**Listed entries**
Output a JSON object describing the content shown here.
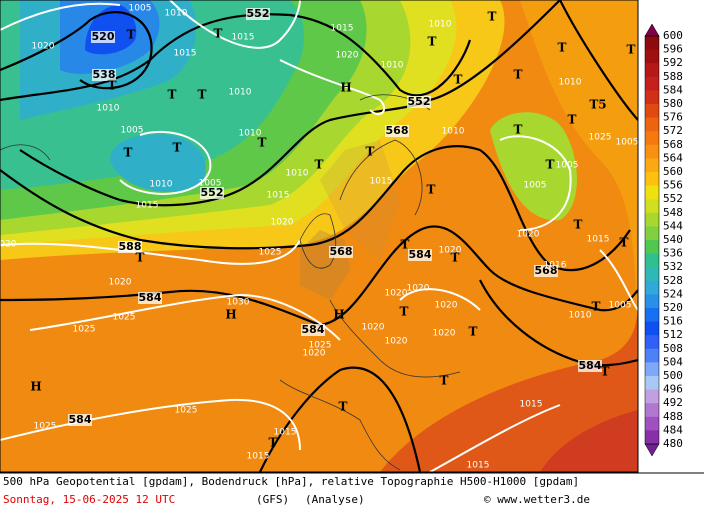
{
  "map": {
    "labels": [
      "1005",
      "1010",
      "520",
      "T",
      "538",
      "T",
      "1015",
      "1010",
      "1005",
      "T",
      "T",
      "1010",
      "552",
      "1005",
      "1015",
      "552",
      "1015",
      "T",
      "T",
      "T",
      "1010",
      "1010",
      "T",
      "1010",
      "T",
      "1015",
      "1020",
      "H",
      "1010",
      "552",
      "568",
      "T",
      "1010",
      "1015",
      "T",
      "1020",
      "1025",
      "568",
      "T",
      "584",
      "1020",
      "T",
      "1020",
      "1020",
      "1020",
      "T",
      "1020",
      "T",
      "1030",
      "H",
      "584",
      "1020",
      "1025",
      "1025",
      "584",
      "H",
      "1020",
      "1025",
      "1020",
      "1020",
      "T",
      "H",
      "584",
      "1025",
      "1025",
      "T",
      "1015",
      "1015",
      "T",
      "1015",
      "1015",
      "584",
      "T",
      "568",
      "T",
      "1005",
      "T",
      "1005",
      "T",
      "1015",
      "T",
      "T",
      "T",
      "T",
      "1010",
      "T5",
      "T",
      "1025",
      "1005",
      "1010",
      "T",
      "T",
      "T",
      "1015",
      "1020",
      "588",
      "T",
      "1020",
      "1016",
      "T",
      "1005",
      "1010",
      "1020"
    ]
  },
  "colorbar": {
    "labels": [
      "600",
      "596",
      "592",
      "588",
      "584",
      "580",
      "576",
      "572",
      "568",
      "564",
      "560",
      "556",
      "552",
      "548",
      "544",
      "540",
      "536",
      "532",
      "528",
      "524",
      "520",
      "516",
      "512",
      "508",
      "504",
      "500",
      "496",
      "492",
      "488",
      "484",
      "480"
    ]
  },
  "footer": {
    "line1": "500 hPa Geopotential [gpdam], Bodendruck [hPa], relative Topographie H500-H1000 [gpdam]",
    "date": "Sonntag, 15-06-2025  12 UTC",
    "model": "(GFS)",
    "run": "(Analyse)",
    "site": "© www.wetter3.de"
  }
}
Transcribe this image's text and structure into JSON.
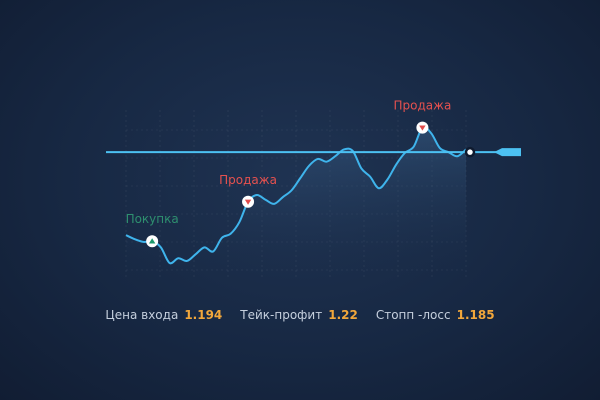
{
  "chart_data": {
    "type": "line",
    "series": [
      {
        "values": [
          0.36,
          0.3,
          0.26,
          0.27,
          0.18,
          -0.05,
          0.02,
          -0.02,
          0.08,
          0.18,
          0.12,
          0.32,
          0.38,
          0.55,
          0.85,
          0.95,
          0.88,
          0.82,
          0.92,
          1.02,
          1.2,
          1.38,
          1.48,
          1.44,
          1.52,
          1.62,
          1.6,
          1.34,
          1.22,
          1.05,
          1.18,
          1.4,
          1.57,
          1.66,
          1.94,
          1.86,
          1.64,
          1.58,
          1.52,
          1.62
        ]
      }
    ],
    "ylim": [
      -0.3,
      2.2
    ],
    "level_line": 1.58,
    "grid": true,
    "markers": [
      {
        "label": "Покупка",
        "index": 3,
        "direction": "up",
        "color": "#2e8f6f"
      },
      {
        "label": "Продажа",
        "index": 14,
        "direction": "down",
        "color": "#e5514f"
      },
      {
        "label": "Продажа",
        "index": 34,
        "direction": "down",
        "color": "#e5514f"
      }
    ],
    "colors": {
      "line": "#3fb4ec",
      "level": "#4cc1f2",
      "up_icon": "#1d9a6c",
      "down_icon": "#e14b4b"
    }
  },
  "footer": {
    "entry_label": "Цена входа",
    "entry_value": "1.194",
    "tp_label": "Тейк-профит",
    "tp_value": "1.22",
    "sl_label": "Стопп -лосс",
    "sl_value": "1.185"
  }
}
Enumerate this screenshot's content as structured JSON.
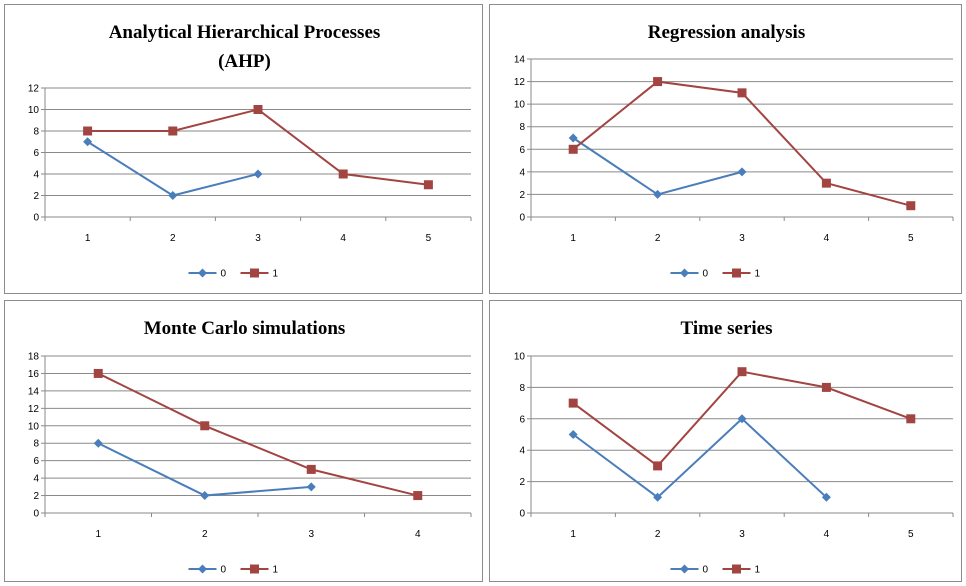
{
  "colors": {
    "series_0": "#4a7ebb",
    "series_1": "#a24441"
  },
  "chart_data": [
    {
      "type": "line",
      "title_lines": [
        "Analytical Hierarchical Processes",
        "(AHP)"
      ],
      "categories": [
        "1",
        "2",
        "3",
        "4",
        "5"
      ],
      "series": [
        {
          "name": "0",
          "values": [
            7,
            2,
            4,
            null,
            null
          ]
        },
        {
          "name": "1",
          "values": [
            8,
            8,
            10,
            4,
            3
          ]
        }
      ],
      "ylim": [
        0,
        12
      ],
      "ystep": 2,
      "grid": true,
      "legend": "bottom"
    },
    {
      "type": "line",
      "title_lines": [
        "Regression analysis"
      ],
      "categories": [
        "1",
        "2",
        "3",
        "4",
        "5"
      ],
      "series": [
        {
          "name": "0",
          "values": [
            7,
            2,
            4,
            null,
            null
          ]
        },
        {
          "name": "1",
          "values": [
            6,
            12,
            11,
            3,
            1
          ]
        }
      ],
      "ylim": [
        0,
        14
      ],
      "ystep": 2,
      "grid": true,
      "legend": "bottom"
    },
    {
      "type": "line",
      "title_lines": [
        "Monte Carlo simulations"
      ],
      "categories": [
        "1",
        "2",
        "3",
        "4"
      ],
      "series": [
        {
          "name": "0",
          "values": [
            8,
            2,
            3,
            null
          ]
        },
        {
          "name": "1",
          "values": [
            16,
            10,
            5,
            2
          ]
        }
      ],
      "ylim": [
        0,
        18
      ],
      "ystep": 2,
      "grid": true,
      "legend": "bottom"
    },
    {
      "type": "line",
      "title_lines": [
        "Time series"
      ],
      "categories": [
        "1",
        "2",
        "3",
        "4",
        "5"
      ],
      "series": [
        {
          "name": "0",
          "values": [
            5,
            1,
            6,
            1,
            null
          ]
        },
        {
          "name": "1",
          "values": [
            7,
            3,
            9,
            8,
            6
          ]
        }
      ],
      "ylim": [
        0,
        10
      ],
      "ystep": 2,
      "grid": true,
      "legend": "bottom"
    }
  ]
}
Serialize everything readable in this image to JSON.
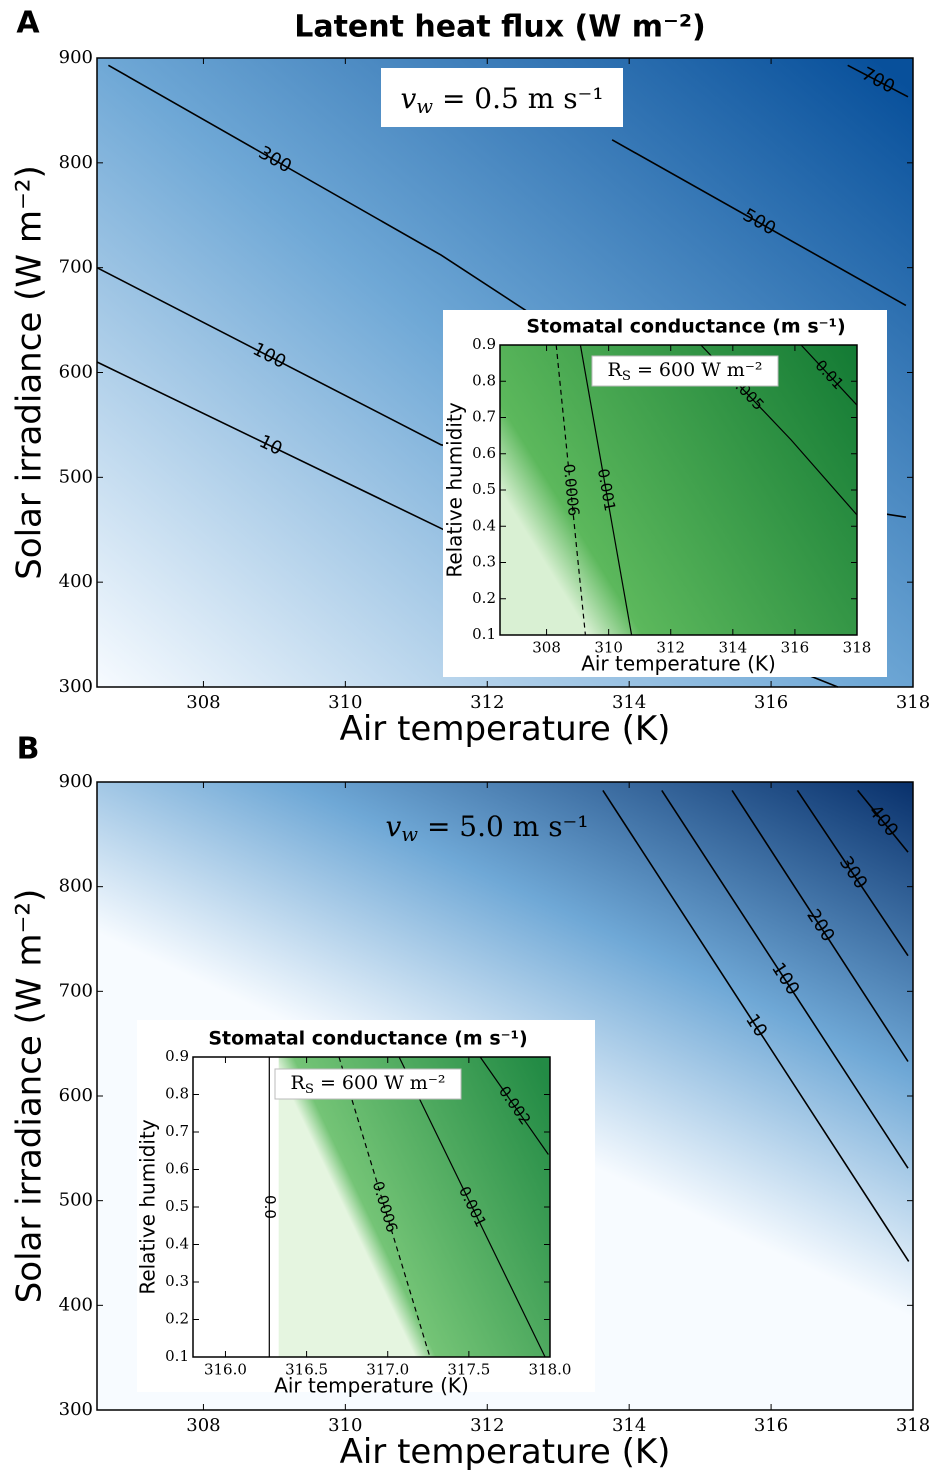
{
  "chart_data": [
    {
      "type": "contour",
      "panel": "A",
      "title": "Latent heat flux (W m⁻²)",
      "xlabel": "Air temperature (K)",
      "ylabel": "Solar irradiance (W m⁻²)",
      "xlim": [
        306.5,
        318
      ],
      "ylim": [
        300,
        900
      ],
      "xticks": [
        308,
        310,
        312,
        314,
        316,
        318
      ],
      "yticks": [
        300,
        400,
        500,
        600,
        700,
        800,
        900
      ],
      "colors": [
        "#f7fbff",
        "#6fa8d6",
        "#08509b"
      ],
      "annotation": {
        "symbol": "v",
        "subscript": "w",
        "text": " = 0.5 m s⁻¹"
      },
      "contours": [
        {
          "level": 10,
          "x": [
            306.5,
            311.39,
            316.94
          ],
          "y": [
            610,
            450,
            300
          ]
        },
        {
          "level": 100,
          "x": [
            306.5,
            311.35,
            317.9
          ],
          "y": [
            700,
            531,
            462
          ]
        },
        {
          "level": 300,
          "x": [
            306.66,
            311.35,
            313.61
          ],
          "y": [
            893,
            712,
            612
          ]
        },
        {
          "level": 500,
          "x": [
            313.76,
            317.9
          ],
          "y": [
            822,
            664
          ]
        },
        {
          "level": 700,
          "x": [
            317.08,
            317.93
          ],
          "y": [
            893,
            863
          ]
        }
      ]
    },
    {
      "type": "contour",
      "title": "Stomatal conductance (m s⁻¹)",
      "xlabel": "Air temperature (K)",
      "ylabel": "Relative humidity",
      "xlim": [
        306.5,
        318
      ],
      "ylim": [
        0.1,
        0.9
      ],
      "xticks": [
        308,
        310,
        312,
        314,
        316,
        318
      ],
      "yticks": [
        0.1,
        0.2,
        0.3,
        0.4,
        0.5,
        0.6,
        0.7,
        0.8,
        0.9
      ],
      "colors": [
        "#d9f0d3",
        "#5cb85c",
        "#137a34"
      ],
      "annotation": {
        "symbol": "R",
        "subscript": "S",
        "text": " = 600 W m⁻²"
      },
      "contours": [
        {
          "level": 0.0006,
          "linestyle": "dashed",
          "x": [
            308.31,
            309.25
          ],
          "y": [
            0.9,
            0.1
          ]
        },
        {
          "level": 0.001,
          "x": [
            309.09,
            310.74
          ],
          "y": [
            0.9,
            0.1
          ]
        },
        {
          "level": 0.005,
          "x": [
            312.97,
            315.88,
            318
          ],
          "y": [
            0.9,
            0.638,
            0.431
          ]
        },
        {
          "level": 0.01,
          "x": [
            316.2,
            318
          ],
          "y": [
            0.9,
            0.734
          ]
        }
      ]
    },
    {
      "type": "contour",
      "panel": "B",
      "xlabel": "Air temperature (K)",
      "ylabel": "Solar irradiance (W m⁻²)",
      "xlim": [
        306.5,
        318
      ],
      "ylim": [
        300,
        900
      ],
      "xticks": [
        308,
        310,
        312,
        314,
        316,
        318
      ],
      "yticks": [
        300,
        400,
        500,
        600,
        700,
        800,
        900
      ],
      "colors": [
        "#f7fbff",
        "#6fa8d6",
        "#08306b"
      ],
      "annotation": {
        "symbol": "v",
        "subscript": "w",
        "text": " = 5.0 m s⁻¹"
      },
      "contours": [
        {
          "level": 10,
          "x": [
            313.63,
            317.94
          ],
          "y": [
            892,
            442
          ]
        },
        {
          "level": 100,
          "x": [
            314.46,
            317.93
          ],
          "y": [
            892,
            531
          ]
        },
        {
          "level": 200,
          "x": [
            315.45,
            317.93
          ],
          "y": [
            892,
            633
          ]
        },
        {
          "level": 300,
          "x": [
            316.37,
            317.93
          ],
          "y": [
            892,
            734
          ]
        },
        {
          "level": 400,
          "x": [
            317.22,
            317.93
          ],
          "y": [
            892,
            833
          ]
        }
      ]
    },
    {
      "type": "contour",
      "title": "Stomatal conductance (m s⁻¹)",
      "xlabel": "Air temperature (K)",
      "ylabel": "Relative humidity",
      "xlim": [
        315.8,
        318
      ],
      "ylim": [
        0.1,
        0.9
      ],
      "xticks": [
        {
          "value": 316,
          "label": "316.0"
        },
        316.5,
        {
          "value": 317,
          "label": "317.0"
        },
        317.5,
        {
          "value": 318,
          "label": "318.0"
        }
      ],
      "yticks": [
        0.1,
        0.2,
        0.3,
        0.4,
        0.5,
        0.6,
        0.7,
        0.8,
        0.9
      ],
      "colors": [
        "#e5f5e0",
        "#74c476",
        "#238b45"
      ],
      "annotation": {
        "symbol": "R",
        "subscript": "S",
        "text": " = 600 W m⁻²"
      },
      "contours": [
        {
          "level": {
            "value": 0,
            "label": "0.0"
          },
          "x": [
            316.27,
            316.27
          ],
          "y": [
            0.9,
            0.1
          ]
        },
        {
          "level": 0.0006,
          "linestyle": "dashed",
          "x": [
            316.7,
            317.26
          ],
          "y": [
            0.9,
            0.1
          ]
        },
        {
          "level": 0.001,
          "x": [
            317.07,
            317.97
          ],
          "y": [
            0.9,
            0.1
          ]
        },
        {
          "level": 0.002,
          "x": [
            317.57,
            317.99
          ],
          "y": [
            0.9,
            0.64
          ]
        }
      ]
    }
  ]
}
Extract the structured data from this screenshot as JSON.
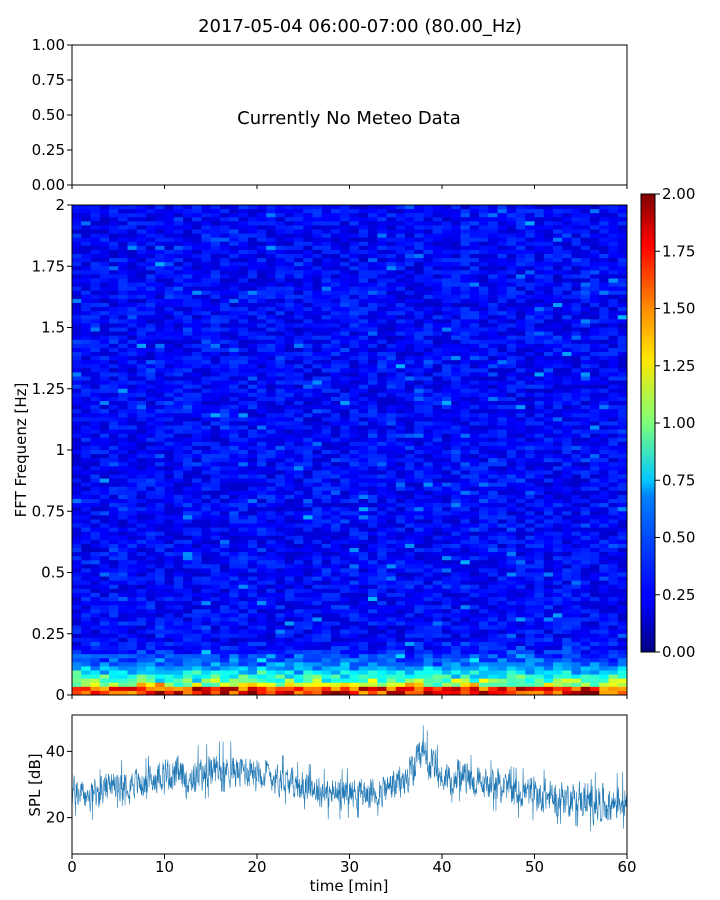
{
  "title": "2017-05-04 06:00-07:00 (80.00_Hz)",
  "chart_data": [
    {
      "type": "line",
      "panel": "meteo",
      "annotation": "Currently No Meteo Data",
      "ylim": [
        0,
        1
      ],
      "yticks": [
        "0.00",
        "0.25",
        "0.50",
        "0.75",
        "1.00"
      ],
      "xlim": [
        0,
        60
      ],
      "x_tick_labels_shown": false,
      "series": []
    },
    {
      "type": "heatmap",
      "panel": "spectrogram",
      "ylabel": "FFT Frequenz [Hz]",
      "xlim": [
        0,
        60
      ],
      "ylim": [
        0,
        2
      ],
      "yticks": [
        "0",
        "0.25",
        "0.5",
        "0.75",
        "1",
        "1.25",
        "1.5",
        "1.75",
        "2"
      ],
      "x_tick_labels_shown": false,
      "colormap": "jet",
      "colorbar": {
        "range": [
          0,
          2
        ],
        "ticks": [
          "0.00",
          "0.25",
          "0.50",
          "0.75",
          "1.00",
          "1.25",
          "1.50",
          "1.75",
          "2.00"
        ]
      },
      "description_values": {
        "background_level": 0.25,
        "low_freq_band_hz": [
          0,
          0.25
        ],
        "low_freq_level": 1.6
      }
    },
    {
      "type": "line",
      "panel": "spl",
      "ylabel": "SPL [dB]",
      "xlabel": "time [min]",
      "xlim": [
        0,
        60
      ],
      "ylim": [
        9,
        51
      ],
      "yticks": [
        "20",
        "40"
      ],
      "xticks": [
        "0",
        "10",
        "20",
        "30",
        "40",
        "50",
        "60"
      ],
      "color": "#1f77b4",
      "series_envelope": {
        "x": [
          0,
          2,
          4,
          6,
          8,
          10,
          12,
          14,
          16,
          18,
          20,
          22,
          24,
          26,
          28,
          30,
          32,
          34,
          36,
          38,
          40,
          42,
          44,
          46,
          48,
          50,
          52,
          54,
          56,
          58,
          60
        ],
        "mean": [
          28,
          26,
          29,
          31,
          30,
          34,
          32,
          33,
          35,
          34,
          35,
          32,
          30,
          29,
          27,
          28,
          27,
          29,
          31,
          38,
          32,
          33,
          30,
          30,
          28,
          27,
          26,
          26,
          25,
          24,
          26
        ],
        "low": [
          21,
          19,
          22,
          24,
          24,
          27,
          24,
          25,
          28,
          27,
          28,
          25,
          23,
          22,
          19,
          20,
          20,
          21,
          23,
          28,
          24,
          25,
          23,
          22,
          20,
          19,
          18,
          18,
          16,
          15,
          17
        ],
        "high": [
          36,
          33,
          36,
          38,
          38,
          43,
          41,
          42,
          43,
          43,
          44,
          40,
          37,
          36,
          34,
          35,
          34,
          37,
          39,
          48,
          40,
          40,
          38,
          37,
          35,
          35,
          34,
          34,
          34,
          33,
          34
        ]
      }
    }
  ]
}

**Requirement**
Copy each line of the listing that contains the string "structured".

**Reply**
Enumerate this screenshot's content as structured JSON.
Extract the structured data from this screenshot as JSON.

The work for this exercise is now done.